■ Set exercise
Give the number of lines in the entries that contain "rahoitukseen". State only the count.

Data records
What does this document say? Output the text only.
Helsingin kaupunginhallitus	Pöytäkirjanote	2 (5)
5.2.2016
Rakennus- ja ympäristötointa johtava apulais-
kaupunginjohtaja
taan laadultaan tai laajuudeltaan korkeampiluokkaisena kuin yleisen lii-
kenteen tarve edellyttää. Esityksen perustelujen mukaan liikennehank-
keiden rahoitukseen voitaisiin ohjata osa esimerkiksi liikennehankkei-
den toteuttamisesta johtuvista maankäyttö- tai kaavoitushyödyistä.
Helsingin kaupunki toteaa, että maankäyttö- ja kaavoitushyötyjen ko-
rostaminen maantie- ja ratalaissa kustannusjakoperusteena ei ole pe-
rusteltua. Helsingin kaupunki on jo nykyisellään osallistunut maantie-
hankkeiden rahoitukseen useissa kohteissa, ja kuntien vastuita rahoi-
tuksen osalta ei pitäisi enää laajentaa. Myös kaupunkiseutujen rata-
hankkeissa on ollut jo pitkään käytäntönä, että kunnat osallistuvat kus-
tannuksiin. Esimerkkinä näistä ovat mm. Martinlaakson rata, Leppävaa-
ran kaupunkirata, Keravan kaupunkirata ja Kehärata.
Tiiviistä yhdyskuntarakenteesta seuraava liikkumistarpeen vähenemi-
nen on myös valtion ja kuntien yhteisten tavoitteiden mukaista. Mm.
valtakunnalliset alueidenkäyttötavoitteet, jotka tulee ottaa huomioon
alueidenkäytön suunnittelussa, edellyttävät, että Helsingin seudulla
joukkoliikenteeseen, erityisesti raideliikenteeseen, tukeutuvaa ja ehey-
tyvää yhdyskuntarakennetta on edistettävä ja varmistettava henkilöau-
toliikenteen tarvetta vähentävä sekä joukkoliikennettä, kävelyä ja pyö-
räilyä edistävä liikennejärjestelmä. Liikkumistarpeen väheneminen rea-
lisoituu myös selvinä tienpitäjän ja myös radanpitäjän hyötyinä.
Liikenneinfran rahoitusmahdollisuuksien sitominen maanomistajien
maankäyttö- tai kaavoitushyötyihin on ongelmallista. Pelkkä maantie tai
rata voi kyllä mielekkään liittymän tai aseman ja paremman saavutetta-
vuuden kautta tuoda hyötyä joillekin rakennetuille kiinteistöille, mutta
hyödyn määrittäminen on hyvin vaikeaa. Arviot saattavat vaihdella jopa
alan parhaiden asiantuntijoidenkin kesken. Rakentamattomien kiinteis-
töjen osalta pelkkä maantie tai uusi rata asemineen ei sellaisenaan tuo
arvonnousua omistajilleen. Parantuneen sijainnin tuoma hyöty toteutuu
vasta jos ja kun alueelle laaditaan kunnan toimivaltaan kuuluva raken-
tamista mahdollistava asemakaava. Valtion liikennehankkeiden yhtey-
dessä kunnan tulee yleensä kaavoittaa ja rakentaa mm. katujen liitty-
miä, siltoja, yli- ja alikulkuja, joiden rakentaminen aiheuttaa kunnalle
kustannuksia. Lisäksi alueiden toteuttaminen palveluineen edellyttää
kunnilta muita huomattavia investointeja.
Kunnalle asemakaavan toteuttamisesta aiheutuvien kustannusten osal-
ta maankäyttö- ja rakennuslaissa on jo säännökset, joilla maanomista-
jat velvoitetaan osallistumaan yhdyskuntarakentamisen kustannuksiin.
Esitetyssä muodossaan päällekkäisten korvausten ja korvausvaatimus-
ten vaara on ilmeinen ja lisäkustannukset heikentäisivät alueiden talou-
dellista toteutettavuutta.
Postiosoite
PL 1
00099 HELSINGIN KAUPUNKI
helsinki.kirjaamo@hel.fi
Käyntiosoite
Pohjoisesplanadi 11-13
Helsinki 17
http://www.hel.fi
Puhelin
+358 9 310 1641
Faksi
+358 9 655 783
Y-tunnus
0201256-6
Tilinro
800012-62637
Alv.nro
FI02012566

■ Result for this task
2